— REQUIRED WORK —
Reply with nothing except the number of lines that contain the word "content".

◇ ◇ ◇ ◇ ◇ ◇ ◇

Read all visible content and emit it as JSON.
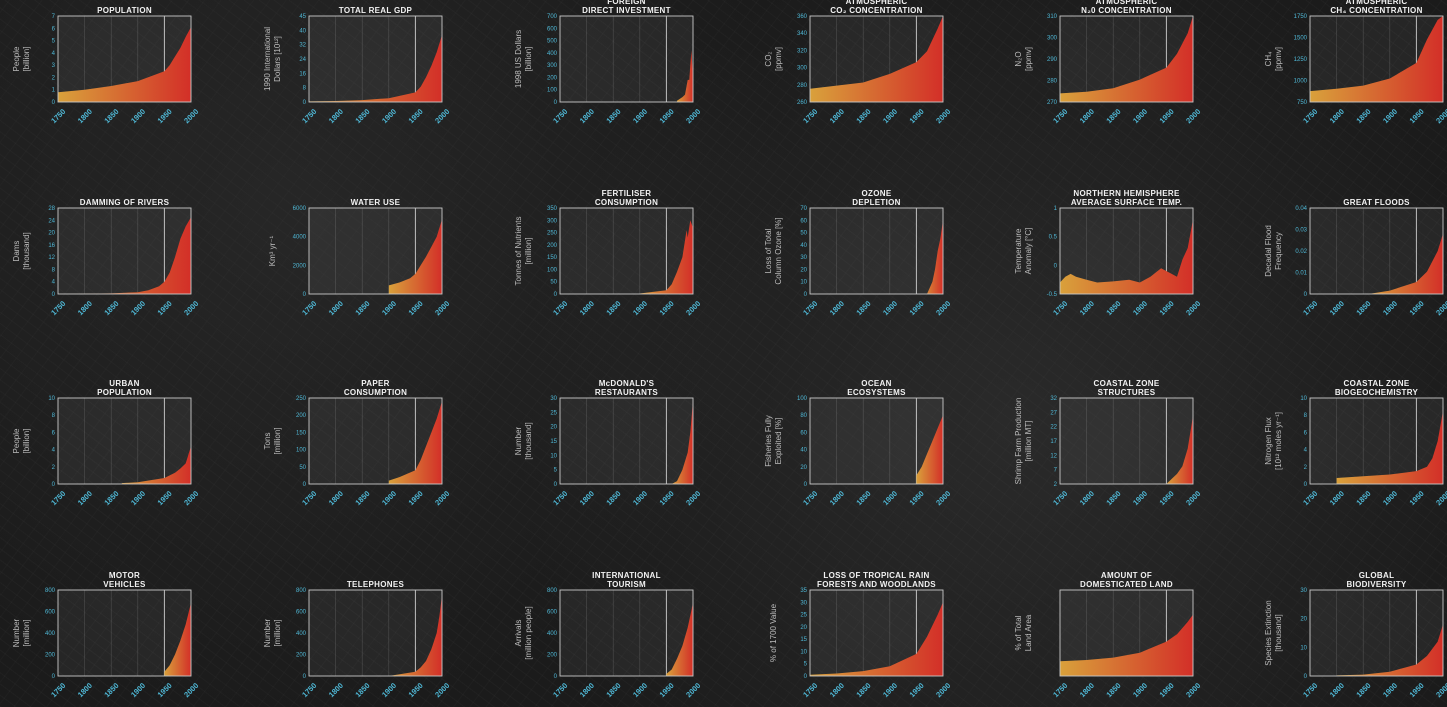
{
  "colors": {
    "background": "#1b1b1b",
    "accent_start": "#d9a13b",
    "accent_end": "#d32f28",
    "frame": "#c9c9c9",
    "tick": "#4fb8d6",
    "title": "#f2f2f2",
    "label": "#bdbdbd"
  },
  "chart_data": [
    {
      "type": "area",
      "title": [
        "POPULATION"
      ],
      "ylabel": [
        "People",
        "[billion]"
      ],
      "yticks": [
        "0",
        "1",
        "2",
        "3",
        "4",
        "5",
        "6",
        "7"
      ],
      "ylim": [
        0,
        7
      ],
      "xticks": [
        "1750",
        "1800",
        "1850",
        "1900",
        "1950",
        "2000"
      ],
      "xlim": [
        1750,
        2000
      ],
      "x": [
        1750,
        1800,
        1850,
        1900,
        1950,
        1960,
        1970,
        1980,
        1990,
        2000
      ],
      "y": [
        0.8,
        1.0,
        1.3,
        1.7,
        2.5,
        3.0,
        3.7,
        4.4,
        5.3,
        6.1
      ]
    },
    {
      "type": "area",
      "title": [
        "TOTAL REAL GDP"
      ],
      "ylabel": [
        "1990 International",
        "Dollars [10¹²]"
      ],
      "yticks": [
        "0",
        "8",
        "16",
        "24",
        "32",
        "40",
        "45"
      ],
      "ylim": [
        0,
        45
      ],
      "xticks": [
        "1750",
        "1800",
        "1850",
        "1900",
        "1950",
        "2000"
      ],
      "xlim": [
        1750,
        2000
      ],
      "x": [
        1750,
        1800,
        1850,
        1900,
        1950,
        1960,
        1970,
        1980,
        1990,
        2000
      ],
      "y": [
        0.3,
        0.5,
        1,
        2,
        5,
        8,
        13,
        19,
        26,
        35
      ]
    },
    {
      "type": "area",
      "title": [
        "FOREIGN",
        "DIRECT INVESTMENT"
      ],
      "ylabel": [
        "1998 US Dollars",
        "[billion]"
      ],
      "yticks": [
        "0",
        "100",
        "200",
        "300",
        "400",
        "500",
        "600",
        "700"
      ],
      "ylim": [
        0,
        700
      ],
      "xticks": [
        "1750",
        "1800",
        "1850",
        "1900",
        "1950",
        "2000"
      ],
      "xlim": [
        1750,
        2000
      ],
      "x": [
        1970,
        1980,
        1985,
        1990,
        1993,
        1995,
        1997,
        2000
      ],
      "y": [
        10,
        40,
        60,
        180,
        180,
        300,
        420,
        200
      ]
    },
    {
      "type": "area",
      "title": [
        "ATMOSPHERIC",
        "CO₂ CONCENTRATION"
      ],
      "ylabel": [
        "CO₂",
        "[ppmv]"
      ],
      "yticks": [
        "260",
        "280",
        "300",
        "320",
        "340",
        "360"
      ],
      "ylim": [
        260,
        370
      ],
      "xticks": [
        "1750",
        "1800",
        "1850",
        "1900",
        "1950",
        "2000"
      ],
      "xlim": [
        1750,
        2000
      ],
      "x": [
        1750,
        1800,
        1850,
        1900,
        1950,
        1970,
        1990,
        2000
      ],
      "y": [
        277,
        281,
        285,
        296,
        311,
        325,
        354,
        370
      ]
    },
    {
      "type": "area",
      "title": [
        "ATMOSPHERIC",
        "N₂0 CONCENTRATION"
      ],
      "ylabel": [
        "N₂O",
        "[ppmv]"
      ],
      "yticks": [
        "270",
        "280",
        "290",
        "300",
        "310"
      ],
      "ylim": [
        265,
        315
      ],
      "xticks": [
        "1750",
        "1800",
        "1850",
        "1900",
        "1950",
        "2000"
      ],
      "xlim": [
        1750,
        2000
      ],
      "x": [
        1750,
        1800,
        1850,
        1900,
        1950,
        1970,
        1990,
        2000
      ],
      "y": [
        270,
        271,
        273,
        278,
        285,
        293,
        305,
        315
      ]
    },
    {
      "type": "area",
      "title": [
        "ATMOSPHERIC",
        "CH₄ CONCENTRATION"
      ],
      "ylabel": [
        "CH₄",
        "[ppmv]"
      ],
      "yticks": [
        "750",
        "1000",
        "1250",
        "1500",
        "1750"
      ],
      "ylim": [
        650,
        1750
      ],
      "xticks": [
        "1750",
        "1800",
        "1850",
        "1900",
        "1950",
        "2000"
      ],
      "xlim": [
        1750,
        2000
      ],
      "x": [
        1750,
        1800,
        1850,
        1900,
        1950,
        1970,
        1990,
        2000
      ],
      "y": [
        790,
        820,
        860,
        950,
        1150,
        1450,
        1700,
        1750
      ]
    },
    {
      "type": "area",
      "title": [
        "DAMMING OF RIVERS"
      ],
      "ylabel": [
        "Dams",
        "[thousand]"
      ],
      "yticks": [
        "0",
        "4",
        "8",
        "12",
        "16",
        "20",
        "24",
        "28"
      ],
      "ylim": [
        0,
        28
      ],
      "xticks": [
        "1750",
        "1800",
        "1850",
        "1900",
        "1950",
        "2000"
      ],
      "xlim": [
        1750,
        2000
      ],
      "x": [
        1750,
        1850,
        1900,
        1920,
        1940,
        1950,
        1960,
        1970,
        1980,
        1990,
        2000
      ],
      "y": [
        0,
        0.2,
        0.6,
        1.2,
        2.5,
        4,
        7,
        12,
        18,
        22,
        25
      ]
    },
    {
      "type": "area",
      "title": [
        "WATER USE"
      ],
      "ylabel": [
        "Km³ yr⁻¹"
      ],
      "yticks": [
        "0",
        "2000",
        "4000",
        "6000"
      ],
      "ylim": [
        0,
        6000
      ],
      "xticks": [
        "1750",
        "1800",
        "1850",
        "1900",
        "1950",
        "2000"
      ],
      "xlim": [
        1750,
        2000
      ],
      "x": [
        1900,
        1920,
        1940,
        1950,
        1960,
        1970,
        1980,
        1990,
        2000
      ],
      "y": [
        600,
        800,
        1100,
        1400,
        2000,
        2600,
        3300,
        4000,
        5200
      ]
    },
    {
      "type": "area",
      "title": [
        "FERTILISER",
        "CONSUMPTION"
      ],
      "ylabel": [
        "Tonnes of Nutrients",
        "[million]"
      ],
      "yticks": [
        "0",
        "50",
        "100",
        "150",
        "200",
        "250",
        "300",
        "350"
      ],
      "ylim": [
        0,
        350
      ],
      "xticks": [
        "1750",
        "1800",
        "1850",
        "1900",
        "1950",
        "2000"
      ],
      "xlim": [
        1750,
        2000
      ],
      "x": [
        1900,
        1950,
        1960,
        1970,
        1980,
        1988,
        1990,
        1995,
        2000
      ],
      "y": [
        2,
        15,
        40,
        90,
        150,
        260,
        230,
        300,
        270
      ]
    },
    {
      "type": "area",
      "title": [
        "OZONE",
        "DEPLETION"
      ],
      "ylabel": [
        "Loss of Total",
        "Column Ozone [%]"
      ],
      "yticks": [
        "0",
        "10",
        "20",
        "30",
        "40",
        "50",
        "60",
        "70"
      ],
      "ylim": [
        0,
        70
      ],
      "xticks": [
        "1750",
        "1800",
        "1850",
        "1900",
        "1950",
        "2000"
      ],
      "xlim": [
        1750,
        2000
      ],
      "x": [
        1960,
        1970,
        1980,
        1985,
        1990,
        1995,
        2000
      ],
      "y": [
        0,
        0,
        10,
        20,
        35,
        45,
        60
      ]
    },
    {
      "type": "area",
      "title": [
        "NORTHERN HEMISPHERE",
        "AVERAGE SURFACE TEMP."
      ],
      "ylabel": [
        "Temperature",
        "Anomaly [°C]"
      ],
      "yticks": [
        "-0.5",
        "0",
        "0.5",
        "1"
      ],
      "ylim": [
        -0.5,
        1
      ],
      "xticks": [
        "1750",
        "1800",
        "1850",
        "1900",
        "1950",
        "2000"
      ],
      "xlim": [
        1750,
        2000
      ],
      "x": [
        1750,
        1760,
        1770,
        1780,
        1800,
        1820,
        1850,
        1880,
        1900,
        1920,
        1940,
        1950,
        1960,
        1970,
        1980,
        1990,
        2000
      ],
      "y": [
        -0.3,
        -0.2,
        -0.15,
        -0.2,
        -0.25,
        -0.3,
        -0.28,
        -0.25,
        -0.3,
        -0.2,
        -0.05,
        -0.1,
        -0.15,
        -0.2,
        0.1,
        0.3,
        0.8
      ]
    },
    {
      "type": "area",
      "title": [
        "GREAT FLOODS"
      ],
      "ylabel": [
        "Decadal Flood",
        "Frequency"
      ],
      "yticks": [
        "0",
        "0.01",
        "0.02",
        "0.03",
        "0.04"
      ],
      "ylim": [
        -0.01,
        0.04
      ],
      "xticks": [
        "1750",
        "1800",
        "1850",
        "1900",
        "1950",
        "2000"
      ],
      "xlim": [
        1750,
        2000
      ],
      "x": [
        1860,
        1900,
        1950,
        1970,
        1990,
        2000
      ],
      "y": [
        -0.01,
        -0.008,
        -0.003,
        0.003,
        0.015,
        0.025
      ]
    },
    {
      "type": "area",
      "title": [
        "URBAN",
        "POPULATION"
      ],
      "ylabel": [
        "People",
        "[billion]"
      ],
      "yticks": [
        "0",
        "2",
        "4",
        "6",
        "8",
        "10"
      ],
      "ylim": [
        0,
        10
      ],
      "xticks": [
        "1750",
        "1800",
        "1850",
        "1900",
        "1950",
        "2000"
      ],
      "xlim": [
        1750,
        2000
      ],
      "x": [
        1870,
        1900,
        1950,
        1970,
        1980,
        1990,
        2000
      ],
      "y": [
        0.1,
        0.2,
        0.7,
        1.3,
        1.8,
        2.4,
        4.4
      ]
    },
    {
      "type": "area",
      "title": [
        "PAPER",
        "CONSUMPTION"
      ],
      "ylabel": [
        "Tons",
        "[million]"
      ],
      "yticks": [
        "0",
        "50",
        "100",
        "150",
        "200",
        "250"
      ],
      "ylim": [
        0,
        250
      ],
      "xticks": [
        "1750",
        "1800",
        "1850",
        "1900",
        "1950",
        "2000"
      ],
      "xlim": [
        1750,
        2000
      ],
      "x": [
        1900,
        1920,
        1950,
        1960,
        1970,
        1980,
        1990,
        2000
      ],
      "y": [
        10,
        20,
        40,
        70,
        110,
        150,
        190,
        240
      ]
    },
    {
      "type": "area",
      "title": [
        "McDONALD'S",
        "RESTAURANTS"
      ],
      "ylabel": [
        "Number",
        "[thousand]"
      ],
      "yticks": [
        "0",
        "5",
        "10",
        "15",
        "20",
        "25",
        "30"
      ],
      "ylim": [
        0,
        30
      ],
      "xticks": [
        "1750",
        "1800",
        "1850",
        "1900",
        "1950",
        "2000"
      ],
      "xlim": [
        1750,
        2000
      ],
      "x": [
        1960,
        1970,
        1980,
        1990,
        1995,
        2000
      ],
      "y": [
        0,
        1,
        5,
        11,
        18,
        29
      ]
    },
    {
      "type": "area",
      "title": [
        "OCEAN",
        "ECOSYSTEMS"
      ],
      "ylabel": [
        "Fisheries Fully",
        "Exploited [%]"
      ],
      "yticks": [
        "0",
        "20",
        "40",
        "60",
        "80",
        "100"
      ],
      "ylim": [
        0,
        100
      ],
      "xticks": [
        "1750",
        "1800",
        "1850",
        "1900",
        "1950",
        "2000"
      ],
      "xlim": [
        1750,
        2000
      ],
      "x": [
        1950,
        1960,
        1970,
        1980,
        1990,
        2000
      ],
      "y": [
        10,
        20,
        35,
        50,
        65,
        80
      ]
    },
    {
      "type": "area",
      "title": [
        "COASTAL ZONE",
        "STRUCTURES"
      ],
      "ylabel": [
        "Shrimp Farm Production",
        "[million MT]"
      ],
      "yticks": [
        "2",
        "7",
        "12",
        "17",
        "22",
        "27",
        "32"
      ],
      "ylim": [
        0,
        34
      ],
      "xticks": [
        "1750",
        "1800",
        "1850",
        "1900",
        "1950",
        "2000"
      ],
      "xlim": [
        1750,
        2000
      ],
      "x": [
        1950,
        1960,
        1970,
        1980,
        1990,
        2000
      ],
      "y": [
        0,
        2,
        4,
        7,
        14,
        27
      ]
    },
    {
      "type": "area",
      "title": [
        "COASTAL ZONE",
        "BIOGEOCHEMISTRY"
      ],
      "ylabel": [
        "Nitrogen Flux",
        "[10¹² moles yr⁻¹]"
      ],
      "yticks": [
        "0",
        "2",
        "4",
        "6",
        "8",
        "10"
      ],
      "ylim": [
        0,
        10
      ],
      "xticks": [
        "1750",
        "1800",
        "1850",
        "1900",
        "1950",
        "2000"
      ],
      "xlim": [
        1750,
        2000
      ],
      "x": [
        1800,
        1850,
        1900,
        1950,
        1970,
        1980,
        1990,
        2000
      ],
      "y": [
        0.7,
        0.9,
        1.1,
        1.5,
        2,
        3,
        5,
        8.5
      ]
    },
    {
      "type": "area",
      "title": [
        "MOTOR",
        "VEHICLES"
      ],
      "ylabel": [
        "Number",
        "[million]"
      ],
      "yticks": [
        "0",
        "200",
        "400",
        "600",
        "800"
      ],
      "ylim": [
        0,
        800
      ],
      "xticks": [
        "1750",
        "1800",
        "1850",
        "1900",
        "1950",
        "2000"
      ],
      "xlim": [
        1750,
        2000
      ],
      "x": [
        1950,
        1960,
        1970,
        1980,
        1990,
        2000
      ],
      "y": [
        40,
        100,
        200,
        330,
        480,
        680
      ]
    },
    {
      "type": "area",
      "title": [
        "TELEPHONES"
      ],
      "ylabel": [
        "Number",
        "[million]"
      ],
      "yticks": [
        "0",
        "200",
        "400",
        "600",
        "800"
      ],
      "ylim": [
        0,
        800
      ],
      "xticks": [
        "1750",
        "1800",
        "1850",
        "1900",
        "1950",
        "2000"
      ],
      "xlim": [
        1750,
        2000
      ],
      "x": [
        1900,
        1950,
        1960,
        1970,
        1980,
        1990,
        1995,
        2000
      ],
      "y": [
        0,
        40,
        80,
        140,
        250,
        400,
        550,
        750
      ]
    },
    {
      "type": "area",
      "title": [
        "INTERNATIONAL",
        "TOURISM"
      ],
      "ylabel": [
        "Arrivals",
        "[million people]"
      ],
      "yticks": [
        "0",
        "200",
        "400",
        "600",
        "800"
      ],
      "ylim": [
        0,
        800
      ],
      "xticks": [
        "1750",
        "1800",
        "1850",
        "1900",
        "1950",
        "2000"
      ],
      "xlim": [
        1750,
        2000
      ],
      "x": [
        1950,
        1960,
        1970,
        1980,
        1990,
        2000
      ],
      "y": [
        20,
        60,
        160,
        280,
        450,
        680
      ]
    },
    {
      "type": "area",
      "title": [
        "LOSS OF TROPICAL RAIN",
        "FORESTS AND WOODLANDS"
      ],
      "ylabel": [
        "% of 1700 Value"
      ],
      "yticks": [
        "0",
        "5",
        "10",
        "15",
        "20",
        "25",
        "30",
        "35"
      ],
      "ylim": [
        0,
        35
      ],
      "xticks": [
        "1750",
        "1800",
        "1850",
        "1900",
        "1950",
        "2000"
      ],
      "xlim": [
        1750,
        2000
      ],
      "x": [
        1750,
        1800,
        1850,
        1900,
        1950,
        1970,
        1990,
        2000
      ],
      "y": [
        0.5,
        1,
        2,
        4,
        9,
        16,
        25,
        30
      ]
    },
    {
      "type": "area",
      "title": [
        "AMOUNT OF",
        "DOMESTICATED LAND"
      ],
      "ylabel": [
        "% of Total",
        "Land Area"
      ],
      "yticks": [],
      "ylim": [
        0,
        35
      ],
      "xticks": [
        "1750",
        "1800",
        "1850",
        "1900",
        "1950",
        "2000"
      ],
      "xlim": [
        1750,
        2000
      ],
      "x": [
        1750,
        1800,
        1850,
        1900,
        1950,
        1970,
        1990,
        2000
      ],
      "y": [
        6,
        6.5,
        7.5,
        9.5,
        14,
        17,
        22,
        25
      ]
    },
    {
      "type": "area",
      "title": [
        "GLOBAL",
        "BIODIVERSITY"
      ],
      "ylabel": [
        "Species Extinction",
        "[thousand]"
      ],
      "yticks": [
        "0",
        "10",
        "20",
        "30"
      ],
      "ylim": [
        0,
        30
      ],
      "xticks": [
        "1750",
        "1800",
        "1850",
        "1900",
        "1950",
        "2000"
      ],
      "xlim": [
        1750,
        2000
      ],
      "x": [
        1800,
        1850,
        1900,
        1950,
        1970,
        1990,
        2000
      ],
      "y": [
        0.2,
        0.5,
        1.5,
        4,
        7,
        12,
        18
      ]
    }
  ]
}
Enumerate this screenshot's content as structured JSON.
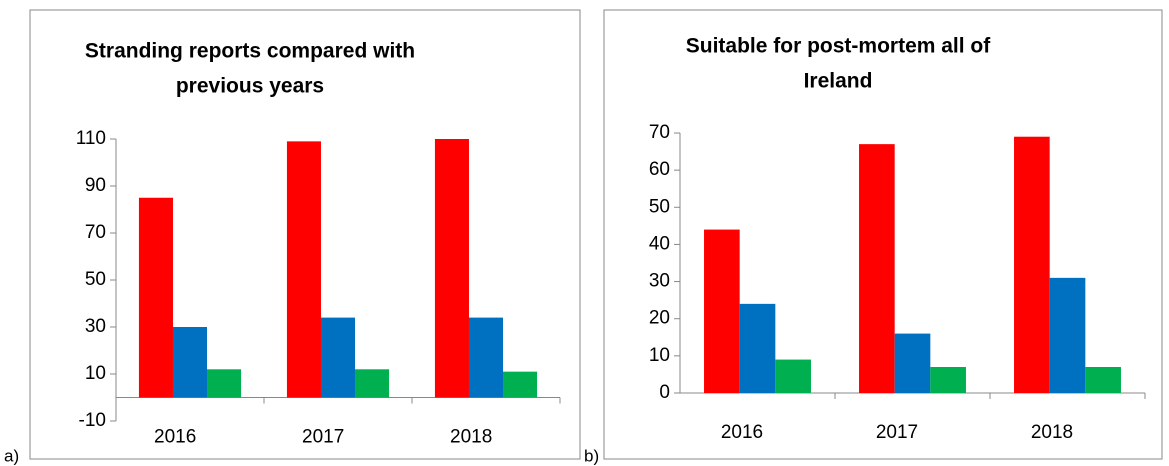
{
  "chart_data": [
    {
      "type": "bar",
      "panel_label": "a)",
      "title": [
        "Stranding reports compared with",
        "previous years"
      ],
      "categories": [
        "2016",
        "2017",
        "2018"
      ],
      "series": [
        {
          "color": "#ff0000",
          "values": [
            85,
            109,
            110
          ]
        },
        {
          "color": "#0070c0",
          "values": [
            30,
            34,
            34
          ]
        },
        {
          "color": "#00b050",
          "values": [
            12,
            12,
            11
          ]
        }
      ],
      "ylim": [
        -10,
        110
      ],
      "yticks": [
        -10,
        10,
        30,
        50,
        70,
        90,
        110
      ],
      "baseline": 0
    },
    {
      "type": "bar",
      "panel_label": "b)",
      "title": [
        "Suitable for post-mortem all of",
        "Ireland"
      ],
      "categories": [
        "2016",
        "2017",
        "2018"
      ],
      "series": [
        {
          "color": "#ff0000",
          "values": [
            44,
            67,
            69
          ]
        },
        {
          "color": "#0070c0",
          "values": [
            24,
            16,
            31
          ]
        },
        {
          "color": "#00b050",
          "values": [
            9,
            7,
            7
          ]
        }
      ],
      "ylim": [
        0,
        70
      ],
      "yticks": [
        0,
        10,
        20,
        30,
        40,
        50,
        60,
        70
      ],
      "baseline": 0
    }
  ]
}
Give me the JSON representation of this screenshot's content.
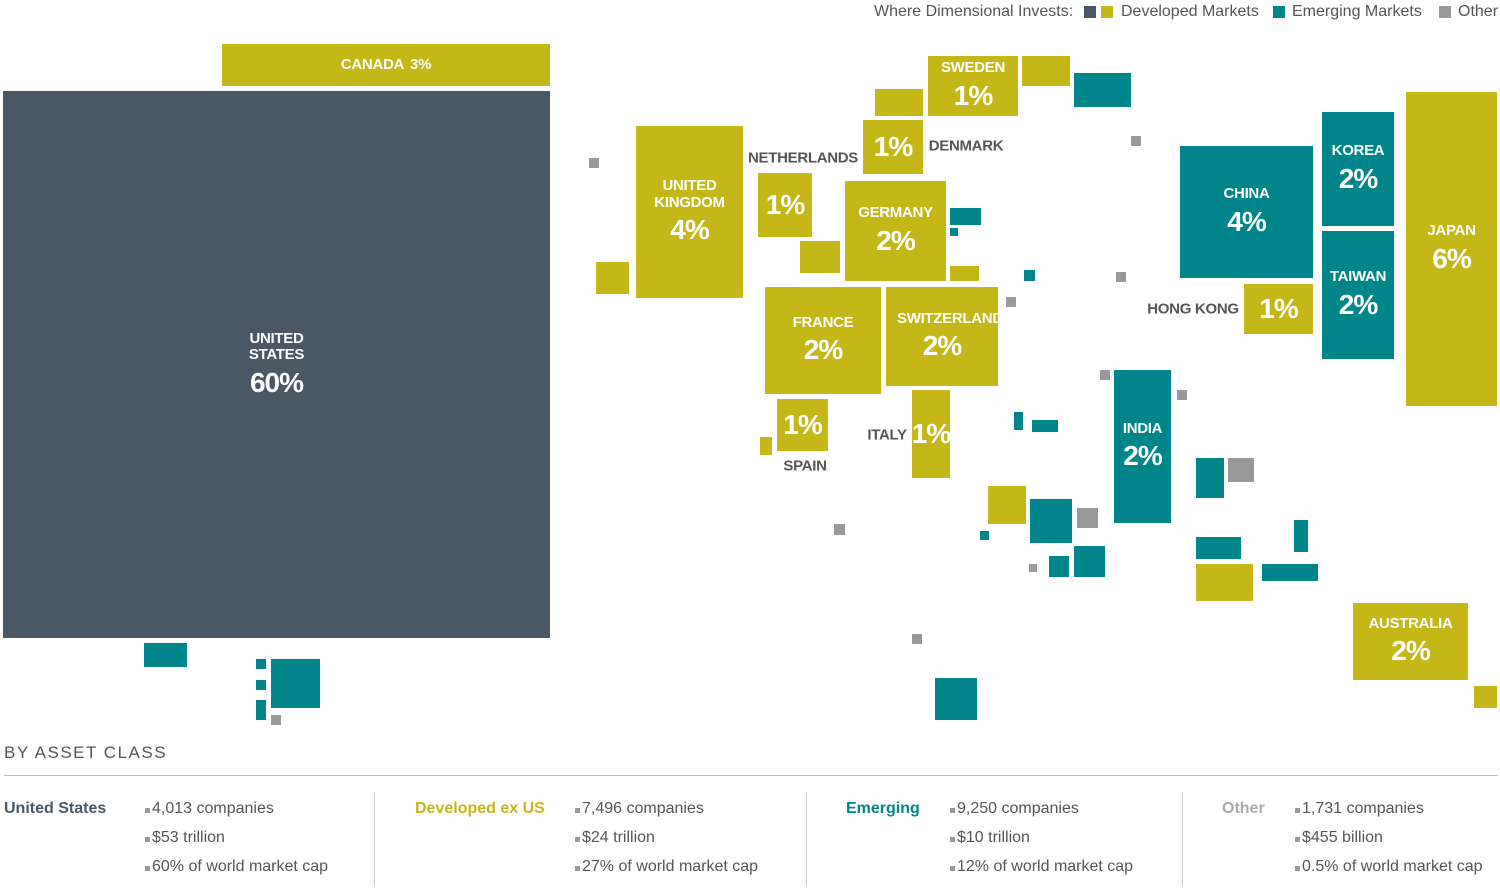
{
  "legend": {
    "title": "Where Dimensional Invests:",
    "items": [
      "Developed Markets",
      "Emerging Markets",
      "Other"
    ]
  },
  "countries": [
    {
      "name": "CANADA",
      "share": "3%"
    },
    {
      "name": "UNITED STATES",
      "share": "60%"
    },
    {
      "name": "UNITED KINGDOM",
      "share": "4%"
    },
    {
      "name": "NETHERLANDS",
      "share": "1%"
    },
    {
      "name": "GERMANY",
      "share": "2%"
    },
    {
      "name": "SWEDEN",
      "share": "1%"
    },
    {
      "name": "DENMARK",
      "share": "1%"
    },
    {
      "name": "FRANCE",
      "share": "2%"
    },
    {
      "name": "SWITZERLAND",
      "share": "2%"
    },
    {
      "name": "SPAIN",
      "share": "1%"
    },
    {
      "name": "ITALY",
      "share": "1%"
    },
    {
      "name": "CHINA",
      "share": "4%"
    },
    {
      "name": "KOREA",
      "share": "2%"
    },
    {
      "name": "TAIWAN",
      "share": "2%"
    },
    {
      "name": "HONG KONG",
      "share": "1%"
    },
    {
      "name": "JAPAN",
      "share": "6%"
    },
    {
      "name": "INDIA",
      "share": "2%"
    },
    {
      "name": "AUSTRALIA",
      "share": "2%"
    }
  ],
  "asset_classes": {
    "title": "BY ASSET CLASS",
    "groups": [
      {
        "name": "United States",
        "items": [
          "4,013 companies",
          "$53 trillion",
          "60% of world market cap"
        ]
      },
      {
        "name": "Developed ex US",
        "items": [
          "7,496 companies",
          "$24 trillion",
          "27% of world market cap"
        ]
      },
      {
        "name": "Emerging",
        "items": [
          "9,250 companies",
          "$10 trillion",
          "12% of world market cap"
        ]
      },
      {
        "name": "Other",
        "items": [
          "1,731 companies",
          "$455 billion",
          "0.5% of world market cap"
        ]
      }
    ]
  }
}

◇ ◇ ◇ ◇ ◇ ◇ ◇

— RESPONSE TO THE TASK —
3